● YOUR OBJECTIVE
Reproduce each record below exactly as written.
* Start RECORDS SHOWN *
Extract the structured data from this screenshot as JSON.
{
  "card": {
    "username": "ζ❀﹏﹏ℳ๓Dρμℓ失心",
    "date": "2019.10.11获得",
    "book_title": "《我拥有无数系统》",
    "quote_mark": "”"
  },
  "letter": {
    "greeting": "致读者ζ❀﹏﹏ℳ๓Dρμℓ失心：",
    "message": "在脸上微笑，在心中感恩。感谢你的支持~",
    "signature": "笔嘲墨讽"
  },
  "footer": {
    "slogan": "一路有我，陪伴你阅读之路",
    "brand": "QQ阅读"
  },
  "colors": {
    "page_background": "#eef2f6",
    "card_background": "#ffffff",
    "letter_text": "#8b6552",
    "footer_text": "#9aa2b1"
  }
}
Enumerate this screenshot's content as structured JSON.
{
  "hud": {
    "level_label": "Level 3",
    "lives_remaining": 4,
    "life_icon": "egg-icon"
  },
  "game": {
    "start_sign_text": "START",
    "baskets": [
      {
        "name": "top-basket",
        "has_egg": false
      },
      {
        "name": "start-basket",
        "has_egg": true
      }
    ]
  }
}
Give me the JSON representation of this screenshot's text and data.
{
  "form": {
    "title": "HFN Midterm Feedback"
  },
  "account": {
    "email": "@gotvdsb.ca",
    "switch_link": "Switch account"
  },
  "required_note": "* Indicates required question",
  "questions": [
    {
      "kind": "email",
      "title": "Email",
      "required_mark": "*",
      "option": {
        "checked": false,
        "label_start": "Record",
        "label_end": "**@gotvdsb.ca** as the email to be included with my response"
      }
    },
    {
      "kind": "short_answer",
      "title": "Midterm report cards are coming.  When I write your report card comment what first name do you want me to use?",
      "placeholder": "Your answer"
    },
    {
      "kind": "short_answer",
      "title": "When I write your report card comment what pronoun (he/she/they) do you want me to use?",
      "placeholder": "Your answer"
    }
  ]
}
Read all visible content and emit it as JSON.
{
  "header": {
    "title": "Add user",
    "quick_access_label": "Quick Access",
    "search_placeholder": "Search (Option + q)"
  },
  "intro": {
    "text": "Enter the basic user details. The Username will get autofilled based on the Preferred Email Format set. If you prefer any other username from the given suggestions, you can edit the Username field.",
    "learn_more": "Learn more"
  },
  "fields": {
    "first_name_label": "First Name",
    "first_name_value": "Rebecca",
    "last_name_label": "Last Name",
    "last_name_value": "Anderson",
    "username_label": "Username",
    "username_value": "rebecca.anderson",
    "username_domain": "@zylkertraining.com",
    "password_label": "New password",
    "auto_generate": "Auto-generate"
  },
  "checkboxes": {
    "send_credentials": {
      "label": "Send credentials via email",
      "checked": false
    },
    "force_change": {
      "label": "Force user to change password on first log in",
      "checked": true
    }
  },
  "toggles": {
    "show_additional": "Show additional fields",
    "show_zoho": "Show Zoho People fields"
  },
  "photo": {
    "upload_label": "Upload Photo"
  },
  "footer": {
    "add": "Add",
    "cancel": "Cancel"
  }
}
* End RECORDS SHOWN *
● TASK RESULT
Extract the structured data from this screenshot as JSON.
{
  "card": {
    "username": "ζ❀﹏﹏ℳ๓Dρμℓ失心",
    "date": "2019.10.11获得",
    "book_title": "《我拥有无数系统》",
    "quote_mark": "”"
  },
  "letter": {
    "greeting": "致读者ζ❀﹏﹏ℳ๓Dρμℓ失心：",
    "message": "在脸上微笑，在心中感恩。感谢你的支持~",
    "signature": "笔嘲墨讽"
  },
  "footer": {
    "slogan": "一路有我，陪伴你阅读之路",
    "brand": "QQ阅读"
  },
  "colors": {
    "page_background": "#eef2f6",
    "card_background": "#ffffff",
    "letter_text": "#8b6552",
    "footer_text": "#9aa2b1"
  }
}
Enumerate this screenshot's content as structured JSON.
{
  "hud": {
    "level_label": "Level 3",
    "lives_remaining": 4,
    "life_icon": "egg-icon"
  },
  "game": {
    "start_sign_text": "START",
    "baskets": [
      {
        "name": "top-basket",
        "has_egg": false
      },
      {
        "name": "start-basket",
        "has_egg": true
      }
    ]
  }
}
Give me the JSON representation of this screenshot's text and data.
{
  "form": {
    "title": "HFN Midterm Feedback"
  },
  "account": {
    "email": "@gotvdsb.ca",
    "switch_link": "Switch account"
  },
  "required_note": "* Indicates required question",
  "questions": [
    {
      "kind": "email",
      "title": "Email",
      "required_mark": "*",
      "option": {
        "checked": false,
        "label_start": "Record",
        "label_end": "**@gotvdsb.ca** as the email to be included with my response"
      }
    },
    {
      "kind": "short_answer",
      "title": "Midterm report cards are coming.  When I write your report card comment what first name do you want me to use?",
      "placeholder": "Your answer"
    },
    {
      "kind": "short_answer",
      "title": "When I write your report card comment what pronoun (he/she/they) do you want me to use?",
      "placeholder": "Your answer"
    }
  ]
}
Read all visible content and emit it as JSON.
{
  "header": {
    "title": "Add user",
    "quick_access_label": "Quick Access",
    "search_placeholder": "Search (Option + q)"
  },
  "intro": {
    "text": "Enter the basic user details. The Username will get autofilled based on the Preferred Email Format set. If you prefer any other username from the given suggestions, you can edit the Username field.",
    "learn_more": "Learn more"
  },
  "fields": {
    "first_name_label": "First Name",
    "first_name_value": "Rebecca",
    "last_name_label": "Last Name",
    "last_name_value": "Anderson",
    "username_label": "Username",
    "username_value": "rebecca.anderson",
    "username_domain": "@zylkertraining.com",
    "password_label": "New password",
    "auto_generate": "Auto-generate"
  },
  "checkboxes": {
    "send_credentials": {
      "label": "Send credentials via email",
      "checked": false
    },
    "force_change": {
      "label": "Force user to change password on first log in",
      "checked": true
    }
  },
  "toggles": {
    "show_additional": "Show additional fields",
    "show_zoho": "Show Zoho People fields"
  },
  "photo": {
    "upload_label": "Upload Photo"
  },
  "footer": {
    "add": "Add",
    "cancel": "Cancel"
  }
}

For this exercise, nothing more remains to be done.